■ Task data ■
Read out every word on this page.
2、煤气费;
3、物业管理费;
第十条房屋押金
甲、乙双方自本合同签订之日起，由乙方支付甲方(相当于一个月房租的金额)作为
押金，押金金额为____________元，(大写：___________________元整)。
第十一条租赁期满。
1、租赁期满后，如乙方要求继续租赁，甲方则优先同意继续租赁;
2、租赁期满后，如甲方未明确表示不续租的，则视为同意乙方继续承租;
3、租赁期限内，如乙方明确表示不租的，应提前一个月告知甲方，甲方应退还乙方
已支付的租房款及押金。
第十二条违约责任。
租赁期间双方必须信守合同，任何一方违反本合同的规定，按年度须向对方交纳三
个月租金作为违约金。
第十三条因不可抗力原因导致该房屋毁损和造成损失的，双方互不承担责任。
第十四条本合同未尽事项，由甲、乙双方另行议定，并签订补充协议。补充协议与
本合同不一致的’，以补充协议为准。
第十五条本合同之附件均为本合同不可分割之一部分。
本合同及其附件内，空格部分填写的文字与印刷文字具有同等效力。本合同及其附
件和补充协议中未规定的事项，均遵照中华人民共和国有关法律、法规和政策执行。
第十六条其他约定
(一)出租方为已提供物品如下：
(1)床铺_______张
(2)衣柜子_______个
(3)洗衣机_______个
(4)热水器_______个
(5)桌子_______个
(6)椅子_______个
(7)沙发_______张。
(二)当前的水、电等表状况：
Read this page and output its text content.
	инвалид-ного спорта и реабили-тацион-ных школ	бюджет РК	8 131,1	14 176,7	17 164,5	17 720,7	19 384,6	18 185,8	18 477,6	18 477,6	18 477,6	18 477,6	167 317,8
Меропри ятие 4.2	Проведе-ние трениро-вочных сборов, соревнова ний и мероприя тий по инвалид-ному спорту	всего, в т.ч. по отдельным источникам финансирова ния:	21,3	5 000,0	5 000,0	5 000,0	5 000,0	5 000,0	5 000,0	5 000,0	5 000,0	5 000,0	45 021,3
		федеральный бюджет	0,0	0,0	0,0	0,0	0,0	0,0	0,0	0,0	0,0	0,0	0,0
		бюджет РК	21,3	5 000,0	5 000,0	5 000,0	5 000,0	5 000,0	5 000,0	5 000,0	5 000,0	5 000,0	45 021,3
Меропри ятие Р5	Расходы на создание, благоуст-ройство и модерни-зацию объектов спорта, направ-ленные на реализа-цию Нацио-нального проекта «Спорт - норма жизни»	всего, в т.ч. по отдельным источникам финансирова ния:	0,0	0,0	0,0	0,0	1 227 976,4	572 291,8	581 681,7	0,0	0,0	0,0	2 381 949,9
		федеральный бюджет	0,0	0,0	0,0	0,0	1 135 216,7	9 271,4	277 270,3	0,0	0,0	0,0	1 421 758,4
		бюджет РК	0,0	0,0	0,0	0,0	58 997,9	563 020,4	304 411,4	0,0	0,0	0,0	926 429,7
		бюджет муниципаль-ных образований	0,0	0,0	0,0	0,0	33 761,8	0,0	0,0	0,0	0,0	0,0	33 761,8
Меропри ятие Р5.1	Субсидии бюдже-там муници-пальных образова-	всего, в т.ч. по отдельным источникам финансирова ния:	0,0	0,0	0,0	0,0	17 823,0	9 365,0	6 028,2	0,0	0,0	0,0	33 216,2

■ What needs to be done ■
Extract all the entries word for word.

■ Exercise solution ■
Read out every word on this page.
2、煤气费;
3、物业管理费;
第十条房屋押金
甲、乙双方自本合同签订之日起，由乙方支付甲方(相当于一个月房租的金额)作为
押金，押金金额为____________元，(大写：___________________元整)。
第十一条租赁期满。
1、租赁期满后，如乙方要求继续租赁，甲方则优先同意继续租赁;
2、租赁期满后，如甲方未明确表示不续租的，则视为同意乙方继续承租;
3、租赁期限内，如乙方明确表示不租的，应提前一个月告知甲方，甲方应退还乙方
已支付的租房款及押金。
第十二条违约责任。
租赁期间双方必须信守合同，任何一方违反本合同的规定，按年度须向对方交纳三
个月租金作为违约金。
第十三条因不可抗力原因导致该房屋毁损和造成损失的，双方互不承担责任。
第十四条本合同未尽事项，由甲、乙双方另行议定，并签订补充协议。补充协议与
本合同不一致的’，以补充协议为准。
第十五条本合同之附件均为本合同不可分割之一部分。
本合同及其附件内，空格部分填写的文字与印刷文字具有同等效力。本合同及其附
件和补充协议中未规定的事项，均遵照中华人民共和国有关法律、法规和政策执行。
第十六条其他约定
(一)出租方为已提供物品如下：
(1)床铺_______张
(2)衣柜子_______个
(3)洗衣机_______个
(4)热水器_______个
(5)桌子_______个
(6)椅子_______个
(7)沙发_______张。
(二)当前的水、电等表状况：
Read this page and output its text content.
	инвалид-ного спорта и реабили-тацион-ных школ	бюджет РК	8 131,1	14 176,7	17 164,5	17 720,7	19 384,6	18 185,8	18 477,6	18 477,6	18 477,6	18 477,6	167 317,8
Меропри ятие 4.2	Проведе-ние трениро-вочных сборов, соревнова ний и мероприя тий по инвалид-ному спорту	всего, в т.ч. по отдельным источникам финансирова ния:	21,3	5 000,0	5 000,0	5 000,0	5 000,0	5 000,0	5 000,0	5 000,0	5 000,0	5 000,0	45 021,3
		федеральный бюджет	0,0	0,0	0,0	0,0	0,0	0,0	0,0	0,0	0,0	0,0	0,0
		бюджет РК	21,3	5 000,0	5 000,0	5 000,0	5 000,0	5 000,0	5 000,0	5 000,0	5 000,0	5 000,0	45 021,3
Меропри ятие Р5	Расходы на создание, благоуст-ройство и модерни-зацию объектов спорта, направ-ленные на реализа-цию Нацио-нального проекта «Спорт - норма жизни»	всего, в т.ч. по отдельным источникам финансирова ния:	0,0	0,0	0,0	0,0	1 227 976,4	572 291,8	581 681,7	0,0	0,0	0,0	2 381 949,9
		федеральный бюджет	0,0	0,0	0,0	0,0	1 135 216,7	9 271,4	277 270,3	0,0	0,0	0,0	1 421 758,4
		бюджет РК	0,0	0,0	0,0	0,0	58 997,9	563 020,4	304 411,4	0,0	0,0	0,0	926 429,7
		бюджет муниципаль-ных образований	0,0	0,0	0,0	0,0	33 761,8	0,0	0,0	0,0	0,0	0,0	33 761,8
Меропри ятие Р5.1	Субсидии бюдже-там муници-пальных образова-	всего, в т.ч. по отдельным источникам финансирова ния:	0,0	0,0	0,0	0,0	17 823,0	9 365,0	6 028,2	0,0	0,0	0,0	33 216,2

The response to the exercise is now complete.